TASK DIRECTIONS: Show every line where "change" occurs.
========================================
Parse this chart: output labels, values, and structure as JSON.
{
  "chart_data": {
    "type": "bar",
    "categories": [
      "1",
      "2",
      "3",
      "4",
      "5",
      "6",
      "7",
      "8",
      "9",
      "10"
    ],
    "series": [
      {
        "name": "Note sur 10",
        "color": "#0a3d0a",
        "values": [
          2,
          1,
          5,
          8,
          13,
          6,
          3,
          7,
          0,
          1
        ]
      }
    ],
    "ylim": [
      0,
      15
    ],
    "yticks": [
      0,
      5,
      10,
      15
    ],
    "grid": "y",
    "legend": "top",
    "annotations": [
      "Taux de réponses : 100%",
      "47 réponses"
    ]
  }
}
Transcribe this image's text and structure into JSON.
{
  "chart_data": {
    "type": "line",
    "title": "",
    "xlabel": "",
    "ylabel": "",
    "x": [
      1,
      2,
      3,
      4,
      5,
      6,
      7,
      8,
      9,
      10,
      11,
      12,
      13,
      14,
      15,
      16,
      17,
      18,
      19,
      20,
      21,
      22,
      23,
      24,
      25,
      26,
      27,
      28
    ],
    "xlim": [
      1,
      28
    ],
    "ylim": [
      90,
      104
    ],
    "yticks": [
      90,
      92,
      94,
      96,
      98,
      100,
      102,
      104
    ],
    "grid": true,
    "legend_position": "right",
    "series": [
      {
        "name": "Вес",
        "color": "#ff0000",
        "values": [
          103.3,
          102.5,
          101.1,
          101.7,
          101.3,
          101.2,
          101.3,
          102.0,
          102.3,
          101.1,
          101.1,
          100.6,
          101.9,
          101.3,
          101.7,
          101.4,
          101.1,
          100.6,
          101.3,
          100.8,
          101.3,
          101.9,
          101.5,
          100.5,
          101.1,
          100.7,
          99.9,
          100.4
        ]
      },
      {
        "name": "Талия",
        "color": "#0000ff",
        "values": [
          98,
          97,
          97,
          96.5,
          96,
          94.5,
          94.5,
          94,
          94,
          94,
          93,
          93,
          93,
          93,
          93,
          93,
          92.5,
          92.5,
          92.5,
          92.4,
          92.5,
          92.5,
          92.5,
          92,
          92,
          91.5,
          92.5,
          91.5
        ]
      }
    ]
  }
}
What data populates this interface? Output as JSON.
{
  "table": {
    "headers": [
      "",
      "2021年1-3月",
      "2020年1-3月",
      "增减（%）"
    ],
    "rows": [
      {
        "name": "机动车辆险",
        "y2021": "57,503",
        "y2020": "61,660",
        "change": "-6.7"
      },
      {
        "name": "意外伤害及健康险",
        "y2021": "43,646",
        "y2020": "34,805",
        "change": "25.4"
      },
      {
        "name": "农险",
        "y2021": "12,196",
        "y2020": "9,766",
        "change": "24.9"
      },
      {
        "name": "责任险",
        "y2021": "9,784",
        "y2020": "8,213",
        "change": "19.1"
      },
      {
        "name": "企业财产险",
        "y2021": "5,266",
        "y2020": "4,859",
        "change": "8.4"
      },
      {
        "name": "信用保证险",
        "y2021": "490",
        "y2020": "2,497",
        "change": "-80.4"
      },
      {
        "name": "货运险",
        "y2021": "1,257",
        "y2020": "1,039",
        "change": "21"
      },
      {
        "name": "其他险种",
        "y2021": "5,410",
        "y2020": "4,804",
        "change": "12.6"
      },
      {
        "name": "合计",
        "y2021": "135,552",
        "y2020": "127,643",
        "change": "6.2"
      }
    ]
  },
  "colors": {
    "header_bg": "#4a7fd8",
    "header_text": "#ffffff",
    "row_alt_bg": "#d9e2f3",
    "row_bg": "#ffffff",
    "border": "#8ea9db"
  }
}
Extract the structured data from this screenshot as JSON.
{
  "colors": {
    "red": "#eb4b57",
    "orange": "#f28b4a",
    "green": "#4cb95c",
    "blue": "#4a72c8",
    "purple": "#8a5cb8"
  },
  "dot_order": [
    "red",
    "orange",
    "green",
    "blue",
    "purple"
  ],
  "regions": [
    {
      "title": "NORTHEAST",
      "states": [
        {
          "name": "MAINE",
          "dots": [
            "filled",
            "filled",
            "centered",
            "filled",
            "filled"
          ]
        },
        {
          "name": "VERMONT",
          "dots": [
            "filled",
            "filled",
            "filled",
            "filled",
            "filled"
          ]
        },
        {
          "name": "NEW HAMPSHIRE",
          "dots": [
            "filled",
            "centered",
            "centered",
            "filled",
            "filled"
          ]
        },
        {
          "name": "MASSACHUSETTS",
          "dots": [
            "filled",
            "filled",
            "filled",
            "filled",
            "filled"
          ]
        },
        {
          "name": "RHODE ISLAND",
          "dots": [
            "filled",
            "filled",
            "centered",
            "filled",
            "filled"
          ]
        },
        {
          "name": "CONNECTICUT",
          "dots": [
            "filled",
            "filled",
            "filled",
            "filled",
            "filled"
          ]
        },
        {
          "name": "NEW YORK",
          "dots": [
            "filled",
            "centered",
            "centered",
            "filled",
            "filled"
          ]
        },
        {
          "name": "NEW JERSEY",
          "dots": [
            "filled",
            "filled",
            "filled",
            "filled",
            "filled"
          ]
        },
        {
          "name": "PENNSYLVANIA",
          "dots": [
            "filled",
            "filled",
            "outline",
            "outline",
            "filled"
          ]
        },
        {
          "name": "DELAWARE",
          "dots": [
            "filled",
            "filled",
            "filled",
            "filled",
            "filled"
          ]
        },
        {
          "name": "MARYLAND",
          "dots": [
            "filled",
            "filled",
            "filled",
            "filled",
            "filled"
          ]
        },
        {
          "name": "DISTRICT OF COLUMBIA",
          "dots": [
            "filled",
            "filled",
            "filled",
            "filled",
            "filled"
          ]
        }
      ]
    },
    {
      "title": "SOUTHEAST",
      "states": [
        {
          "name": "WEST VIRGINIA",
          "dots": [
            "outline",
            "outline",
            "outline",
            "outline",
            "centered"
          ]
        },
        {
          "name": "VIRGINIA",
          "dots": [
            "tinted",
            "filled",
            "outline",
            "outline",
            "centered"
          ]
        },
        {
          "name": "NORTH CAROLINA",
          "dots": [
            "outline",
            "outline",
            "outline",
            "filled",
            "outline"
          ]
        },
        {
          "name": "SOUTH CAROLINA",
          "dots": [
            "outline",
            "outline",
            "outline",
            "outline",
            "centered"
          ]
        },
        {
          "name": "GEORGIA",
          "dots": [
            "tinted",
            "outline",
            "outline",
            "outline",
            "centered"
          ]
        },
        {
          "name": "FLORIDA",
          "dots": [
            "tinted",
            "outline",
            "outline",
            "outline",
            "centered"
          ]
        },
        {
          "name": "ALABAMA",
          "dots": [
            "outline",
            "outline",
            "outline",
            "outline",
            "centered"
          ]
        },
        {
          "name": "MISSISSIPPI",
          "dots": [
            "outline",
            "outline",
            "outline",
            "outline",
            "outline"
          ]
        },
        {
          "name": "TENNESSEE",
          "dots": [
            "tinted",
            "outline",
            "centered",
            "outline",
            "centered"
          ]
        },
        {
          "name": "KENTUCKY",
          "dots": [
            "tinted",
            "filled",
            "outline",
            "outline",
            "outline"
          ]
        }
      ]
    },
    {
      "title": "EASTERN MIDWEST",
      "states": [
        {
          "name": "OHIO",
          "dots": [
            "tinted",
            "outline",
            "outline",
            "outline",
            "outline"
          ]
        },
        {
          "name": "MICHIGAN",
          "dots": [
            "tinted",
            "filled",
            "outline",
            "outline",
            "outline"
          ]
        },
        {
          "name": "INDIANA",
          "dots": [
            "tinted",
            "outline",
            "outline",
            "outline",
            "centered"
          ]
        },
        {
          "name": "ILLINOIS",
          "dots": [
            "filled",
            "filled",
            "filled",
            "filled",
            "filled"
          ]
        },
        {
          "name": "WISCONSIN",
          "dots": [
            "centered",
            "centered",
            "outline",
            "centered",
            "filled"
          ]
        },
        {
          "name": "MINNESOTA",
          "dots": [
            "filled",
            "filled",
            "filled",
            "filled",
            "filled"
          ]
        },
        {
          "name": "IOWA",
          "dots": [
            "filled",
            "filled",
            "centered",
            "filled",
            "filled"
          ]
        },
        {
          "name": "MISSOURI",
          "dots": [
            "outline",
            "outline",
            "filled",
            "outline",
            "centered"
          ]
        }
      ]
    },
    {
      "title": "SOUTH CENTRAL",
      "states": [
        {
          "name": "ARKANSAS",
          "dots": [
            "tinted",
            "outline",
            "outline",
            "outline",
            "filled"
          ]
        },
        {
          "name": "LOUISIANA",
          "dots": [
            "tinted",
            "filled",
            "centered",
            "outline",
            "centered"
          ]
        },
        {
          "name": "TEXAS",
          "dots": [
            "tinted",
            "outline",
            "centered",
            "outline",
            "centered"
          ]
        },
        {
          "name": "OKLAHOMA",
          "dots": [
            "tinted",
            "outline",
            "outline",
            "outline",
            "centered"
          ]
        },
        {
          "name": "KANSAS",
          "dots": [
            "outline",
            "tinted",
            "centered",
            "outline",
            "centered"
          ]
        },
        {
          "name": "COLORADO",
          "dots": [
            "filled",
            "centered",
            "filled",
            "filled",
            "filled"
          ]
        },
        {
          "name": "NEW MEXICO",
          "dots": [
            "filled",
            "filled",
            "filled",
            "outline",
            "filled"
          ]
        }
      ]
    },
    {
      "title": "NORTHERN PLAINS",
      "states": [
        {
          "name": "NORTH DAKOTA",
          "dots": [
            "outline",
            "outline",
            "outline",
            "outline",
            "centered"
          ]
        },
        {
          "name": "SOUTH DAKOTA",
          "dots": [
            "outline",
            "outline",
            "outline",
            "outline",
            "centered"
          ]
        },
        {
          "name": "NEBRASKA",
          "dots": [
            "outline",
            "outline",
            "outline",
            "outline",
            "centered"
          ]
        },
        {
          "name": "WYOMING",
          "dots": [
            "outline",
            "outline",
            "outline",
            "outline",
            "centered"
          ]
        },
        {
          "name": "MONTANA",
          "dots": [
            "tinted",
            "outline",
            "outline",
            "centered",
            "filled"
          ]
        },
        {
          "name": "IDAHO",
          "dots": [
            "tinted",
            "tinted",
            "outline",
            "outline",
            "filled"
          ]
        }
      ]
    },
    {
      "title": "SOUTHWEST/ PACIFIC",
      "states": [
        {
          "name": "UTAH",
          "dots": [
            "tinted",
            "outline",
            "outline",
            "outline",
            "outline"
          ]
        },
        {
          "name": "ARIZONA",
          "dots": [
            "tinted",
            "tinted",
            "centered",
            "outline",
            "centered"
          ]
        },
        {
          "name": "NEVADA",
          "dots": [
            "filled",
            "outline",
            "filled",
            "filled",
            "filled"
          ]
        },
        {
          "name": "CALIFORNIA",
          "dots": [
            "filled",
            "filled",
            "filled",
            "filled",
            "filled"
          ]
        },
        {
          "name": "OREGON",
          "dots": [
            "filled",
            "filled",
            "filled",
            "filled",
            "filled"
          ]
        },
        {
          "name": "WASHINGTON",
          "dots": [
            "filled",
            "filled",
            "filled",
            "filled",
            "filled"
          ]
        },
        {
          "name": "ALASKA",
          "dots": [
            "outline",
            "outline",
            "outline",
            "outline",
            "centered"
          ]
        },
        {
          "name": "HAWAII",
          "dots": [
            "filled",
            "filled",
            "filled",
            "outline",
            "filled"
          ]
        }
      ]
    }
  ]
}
========================================
FINISHED ANSWER:
        "change": "-6.7"
        "change": "25.4"
        "change": "24.9"
        "change": "19.1"
        "change": "8.4"
        "change": "-80.4"
        "change": "21"
        "change": "12.6"
        "change": "6.2"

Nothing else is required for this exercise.